WHAT IS REQUIRED: Omit every picture and write out the rest of the records exactly.

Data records
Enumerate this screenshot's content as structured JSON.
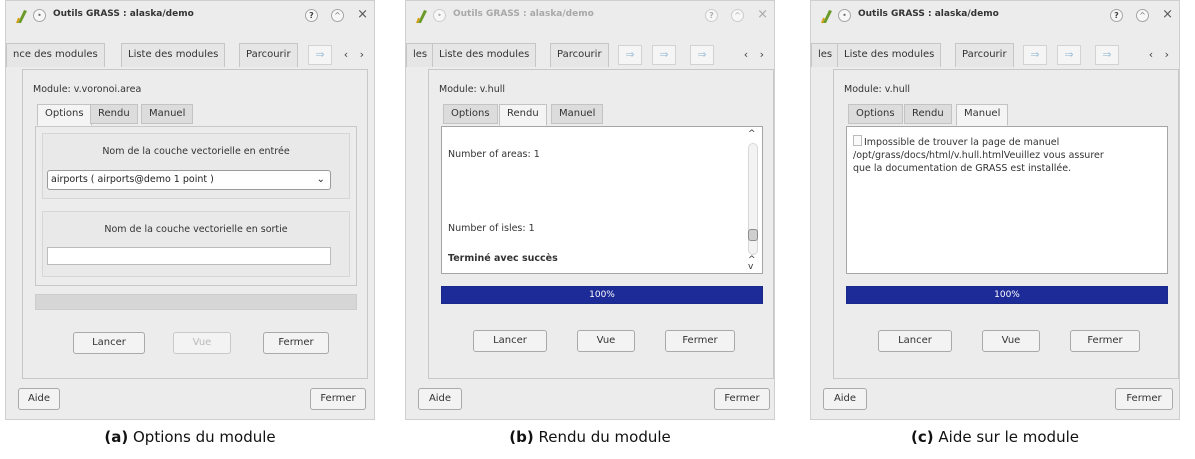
{
  "window_title": "Outils GRASS : alaska/demo",
  "title_buttons": {
    "help": "?",
    "up": "^",
    "close": "×"
  },
  "scroll_arrows": "‹ ›",
  "arrow_glyph": "⇒",
  "panels": [
    {
      "module_tabs": [
        "nce des modules",
        "Liste des modules",
        "Parcourir"
      ],
      "module_label": "Module: v.voronoi.area",
      "inner_tabs": [
        "Options",
        "Rendu",
        "Manuel"
      ],
      "active_inner_tab": "Options",
      "input_group_title": "Nom de la couche vectorielle en entrée",
      "input_value": "airports ( airports@demo 1 point )",
      "output_group_title": "Nom de la couche vectorielle en sortie",
      "output_value": "",
      "buttons": [
        "Lancer",
        "Vue",
        "Fermer"
      ],
      "disabled_buttons": [
        "Vue"
      ],
      "bottom_left": "Aide",
      "bottom_right": "Fermer",
      "caption_prefix": "(a)",
      "caption": "Options du module"
    },
    {
      "module_tabs": [
        "les",
        "Liste des modules",
        "Parcourir"
      ],
      "module_label": "Module: v.hull",
      "inner_tabs": [
        "Options",
        "Rendu",
        "Manuel"
      ],
      "active_inner_tab": "Rendu",
      "output_lines": [
        "Number of areas: 1",
        "Number of isles: 1",
        "Terminé avec succès"
      ],
      "progress_text": "100%",
      "progress_fraction": 1.0,
      "buttons": [
        "Lancer",
        "Vue",
        "Fermer"
      ],
      "bottom_left": "Aide",
      "bottom_right": "Fermer",
      "caption_prefix": "(b)",
      "caption": "Rendu du module"
    },
    {
      "module_tabs": [
        "les",
        "Liste des modules",
        "Parcourir"
      ],
      "module_label": "Module: v.hull",
      "inner_tabs": [
        "Options",
        "Rendu",
        "Manuel"
      ],
      "active_inner_tab": "Manuel",
      "help_lines": [
        "Impossible de trouver la page de manuel",
        "/opt/grass/docs/html/v.hull.htmlVeuillez vous assurer",
        "que la documentation de GRASS est installée."
      ],
      "progress_text": "100%",
      "progress_fraction": 1.0,
      "buttons": [
        "Lancer",
        "Vue",
        "Fermer"
      ],
      "bottom_left": "Aide",
      "bottom_right": "Fermer",
      "caption_prefix": "(c)",
      "caption": "Aide sur le module"
    }
  ],
  "colors": {
    "progress_fill": "#1d2b99",
    "window_bg": "#ececec"
  }
}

RESULT:
Enumerate this screenshot's content as structured JSON.
{
  "window_title": "Outils GRASS : alaska/demo",
  "title_buttons": {
    "help": "?",
    "up": "^",
    "close": "×"
  },
  "scroll_arrows": "‹ ›",
  "arrow_glyph": "⇒",
  "panels": [
    {
      "module_tabs": [
        "nce des modules",
        "Liste des modules",
        "Parcourir"
      ],
      "module_label": "Module: v.voronoi.area",
      "inner_tabs": [
        "Options",
        "Rendu",
        "Manuel"
      ],
      "active_inner_tab": "Options",
      "input_group_title": "Nom de la couche vectorielle en entrée",
      "input_value": "airports ( airports@demo 1 point )",
      "output_group_title": "Nom de la couche vectorielle en sortie",
      "output_value": "",
      "buttons": [
        "Lancer",
        "Vue",
        "Fermer"
      ],
      "disabled_buttons": [
        "Vue"
      ],
      "bottom_left": "Aide",
      "bottom_right": "Fermer",
      "caption_prefix": "(a)",
      "caption": "Options du module"
    },
    {
      "module_tabs": [
        "les",
        "Liste des modules",
        "Parcourir"
      ],
      "module_label": "Module: v.hull",
      "inner_tabs": [
        "Options",
        "Rendu",
        "Manuel"
      ],
      "active_inner_tab": "Rendu",
      "output_lines": [
        "Number of areas: 1",
        "Number of isles: 1",
        "Terminé avec succès"
      ],
      "progress_text": "100%",
      "progress_fraction": 1.0,
      "buttons": [
        "Lancer",
        "Vue",
        "Fermer"
      ],
      "bottom_left": "Aide",
      "bottom_right": "Fermer",
      "caption_prefix": "(b)",
      "caption": "Rendu du module"
    },
    {
      "module_tabs": [
        "les",
        "Liste des modules",
        "Parcourir"
      ],
      "module_label": "Module: v.hull",
      "inner_tabs": [
        "Options",
        "Rendu",
        "Manuel"
      ],
      "active_inner_tab": "Manuel",
      "help_lines": [
        "Impossible de trouver la page de manuel",
        "/opt/grass/docs/html/v.hull.htmlVeuillez vous assurer",
        "que la documentation de GRASS est installée."
      ],
      "progress_text": "100%",
      "progress_fraction": 1.0,
      "buttons": [
        "Lancer",
        "Vue",
        "Fermer"
      ],
      "bottom_left": "Aide",
      "bottom_right": "Fermer",
      "caption_prefix": "(c)",
      "caption": "Aide sur le module"
    }
  ],
  "colors": {
    "progress_fill": "#1d2b99",
    "window_bg": "#ececec"
  }
}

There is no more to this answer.